▸ **Rows**:
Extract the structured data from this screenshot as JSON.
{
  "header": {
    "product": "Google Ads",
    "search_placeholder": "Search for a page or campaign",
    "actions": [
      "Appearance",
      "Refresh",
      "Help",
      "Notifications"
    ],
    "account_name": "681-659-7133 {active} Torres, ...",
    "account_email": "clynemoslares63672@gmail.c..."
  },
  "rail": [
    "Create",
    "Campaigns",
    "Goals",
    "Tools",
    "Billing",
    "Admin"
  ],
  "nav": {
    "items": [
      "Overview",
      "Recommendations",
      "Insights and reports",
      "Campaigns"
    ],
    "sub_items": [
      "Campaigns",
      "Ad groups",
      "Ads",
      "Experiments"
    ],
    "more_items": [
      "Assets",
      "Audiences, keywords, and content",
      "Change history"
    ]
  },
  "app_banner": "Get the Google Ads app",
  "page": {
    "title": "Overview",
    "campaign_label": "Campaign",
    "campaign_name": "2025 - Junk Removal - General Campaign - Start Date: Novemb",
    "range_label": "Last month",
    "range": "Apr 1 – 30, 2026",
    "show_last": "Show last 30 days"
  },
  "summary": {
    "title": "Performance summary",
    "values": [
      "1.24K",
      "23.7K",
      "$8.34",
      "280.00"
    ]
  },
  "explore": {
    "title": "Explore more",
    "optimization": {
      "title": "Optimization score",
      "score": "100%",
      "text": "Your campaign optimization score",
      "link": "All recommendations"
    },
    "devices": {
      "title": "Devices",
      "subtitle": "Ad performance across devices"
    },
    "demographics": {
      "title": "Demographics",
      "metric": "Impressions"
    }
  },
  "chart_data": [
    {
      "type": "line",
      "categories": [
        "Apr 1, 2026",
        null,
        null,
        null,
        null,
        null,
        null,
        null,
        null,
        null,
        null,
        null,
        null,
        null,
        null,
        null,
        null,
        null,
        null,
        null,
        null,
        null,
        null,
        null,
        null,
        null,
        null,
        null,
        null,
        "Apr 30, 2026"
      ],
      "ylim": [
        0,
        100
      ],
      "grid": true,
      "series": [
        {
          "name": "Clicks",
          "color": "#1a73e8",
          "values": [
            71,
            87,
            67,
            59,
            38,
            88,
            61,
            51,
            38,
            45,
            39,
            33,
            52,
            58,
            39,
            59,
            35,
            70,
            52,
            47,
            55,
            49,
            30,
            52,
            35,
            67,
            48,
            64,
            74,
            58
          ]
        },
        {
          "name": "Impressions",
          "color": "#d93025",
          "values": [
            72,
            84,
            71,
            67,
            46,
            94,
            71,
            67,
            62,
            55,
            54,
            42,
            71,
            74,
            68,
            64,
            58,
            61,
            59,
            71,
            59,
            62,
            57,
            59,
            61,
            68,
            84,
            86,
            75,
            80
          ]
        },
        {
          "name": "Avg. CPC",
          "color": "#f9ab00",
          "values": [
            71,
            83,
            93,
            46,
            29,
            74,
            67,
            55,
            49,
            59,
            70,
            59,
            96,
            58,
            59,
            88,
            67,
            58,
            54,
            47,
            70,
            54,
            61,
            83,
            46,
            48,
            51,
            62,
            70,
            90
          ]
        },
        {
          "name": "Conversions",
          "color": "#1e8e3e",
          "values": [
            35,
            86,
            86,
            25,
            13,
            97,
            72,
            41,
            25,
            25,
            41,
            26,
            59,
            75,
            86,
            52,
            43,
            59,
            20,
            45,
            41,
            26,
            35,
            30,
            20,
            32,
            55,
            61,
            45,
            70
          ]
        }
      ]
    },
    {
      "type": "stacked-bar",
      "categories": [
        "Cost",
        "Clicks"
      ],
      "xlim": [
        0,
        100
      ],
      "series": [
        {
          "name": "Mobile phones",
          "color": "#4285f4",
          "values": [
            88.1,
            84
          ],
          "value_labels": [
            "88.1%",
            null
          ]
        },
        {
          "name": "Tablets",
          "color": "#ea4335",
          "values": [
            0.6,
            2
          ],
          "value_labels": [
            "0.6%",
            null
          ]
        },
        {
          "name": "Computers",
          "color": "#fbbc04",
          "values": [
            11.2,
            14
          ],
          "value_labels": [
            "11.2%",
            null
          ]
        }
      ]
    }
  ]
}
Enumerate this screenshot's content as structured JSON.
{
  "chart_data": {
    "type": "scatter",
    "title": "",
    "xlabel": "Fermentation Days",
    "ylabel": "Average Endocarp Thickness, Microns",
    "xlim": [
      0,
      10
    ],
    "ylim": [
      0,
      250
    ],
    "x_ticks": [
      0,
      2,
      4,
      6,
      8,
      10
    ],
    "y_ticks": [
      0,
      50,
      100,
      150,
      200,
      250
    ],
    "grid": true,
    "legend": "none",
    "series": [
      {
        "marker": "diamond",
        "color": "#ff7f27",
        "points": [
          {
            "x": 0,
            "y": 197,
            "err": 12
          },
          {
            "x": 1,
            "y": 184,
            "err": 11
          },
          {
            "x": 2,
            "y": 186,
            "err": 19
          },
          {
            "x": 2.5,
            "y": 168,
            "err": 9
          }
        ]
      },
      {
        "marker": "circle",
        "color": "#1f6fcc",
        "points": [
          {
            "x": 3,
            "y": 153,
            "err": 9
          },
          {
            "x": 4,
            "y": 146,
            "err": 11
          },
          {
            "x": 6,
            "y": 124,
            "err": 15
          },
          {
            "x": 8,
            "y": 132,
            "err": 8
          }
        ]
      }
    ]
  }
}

▸ **Objective**: Reproduce every line above without error.

▸ **Output for this task**:
Extract the structured data from this screenshot as JSON.
{
  "header": {
    "product": "Google Ads",
    "search_placeholder": "Search for a page or campaign",
    "actions": [
      "Appearance",
      "Refresh",
      "Help",
      "Notifications"
    ],
    "account_name": "681-659-7133 {active} Torres, ...",
    "account_email": "clynemoslares63672@gmail.c..."
  },
  "rail": [
    "Create",
    "Campaigns",
    "Goals",
    "Tools",
    "Billing",
    "Admin"
  ],
  "nav": {
    "items": [
      "Overview",
      "Recommendations",
      "Insights and reports",
      "Campaigns"
    ],
    "sub_items": [
      "Campaigns",
      "Ad groups",
      "Ads",
      "Experiments"
    ],
    "more_items": [
      "Assets",
      "Audiences, keywords, and content",
      "Change history"
    ]
  },
  "app_banner": "Get the Google Ads app",
  "page": {
    "title": "Overview",
    "campaign_label": "Campaign",
    "campaign_name": "2025 - Junk Removal - General Campaign - Start Date: Novemb",
    "range_label": "Last month",
    "range": "Apr 1 – 30, 2026",
    "show_last": "Show last 30 days"
  },
  "summary": {
    "title": "Performance summary",
    "values": [
      "1.24K",
      "23.7K",
      "$8.34",
      "280.00"
    ]
  },
  "explore": {
    "title": "Explore more",
    "optimization": {
      "title": "Optimization score",
      "score": "100%",
      "text": "Your campaign optimization score",
      "link": "All recommendations"
    },
    "devices": {
      "title": "Devices",
      "subtitle": "Ad performance across devices"
    },
    "demographics": {
      "title": "Demographics",
      "metric": "Impressions"
    }
  },
  "chart_data": [
    {
      "type": "line",
      "categories": [
        "Apr 1, 2026",
        null,
        null,
        null,
        null,
        null,
        null,
        null,
        null,
        null,
        null,
        null,
        null,
        null,
        null,
        null,
        null,
        null,
        null,
        null,
        null,
        null,
        null,
        null,
        null,
        null,
        null,
        null,
        null,
        "Apr 30, 2026"
      ],
      "ylim": [
        0,
        100
      ],
      "grid": true,
      "series": [
        {
          "name": "Clicks",
          "color": "#1a73e8",
          "values": [
            71,
            87,
            67,
            59,
            38,
            88,
            61,
            51,
            38,
            45,
            39,
            33,
            52,
            58,
            39,
            59,
            35,
            70,
            52,
            47,
            55,
            49,
            30,
            52,
            35,
            67,
            48,
            64,
            74,
            58
          ]
        },
        {
          "name": "Impressions",
          "color": "#d93025",
          "values": [
            72,
            84,
            71,
            67,
            46,
            94,
            71,
            67,
            62,
            55,
            54,
            42,
            71,
            74,
            68,
            64,
            58,
            61,
            59,
            71,
            59,
            62,
            57,
            59,
            61,
            68,
            84,
            86,
            75,
            80
          ]
        },
        {
          "name": "Avg. CPC",
          "color": "#f9ab00",
          "values": [
            71,
            83,
            93,
            46,
            29,
            74,
            67,
            55,
            49,
            59,
            70,
            59,
            96,
            58,
            59,
            88,
            67,
            58,
            54,
            47,
            70,
            54,
            61,
            83,
            46,
            48,
            51,
            62,
            70,
            90
          ]
        },
        {
          "name": "Conversions",
          "color": "#1e8e3e",
          "values": [
            35,
            86,
            86,
            25,
            13,
            97,
            72,
            41,
            25,
            25,
            41,
            26,
            59,
            75,
            86,
            52,
            43,
            59,
            20,
            45,
            41,
            26,
            35,
            30,
            20,
            32,
            55,
            61,
            45,
            70
          ]
        }
      ]
    },
    {
      "type": "stacked-bar",
      "categories": [
        "Cost",
        "Clicks"
      ],
      "xlim": [
        0,
        100
      ],
      "series": [
        {
          "name": "Mobile phones",
          "color": "#4285f4",
          "values": [
            88.1,
            84
          ],
          "value_labels": [
            "88.1%",
            null
          ]
        },
        {
          "name": "Tablets",
          "color": "#ea4335",
          "values": [
            0.6,
            2
          ],
          "value_labels": [
            "0.6%",
            null
          ]
        },
        {
          "name": "Computers",
          "color": "#fbbc04",
          "values": [
            11.2,
            14
          ],
          "value_labels": [
            "11.2%",
            null
          ]
        }
      ]
    }
  ]
}
Enumerate this screenshot's content as structured JSON.
{
  "chart_data": {
    "type": "scatter",
    "title": "",
    "xlabel": "Fermentation Days",
    "ylabel": "Average Endocarp Thickness, Microns",
    "xlim": [
      0,
      10
    ],
    "ylim": [
      0,
      250
    ],
    "x_ticks": [
      0,
      2,
      4,
      6,
      8,
      10
    ],
    "y_ticks": [
      0,
      50,
      100,
      150,
      200,
      250
    ],
    "grid": true,
    "legend": "none",
    "series": [
      {
        "marker": "diamond",
        "color": "#ff7f27",
        "points": [
          {
            "x": 0,
            "y": 197,
            "err": 12
          },
          {
            "x": 1,
            "y": 184,
            "err": 11
          },
          {
            "x": 2,
            "y": 186,
            "err": 19
          },
          {
            "x": 2.5,
            "y": 168,
            "err": 9
          }
        ]
      },
      {
        "marker": "circle",
        "color": "#1f6fcc",
        "points": [
          {
            "x": 3,
            "y": 153,
            "err": 9
          },
          {
            "x": 4,
            "y": 146,
            "err": 11
          },
          {
            "x": 6,
            "y": 124,
            "err": 15
          },
          {
            "x": 8,
            "y": 132,
            "err": 8
          }
        ]
      }
    ]
  }
}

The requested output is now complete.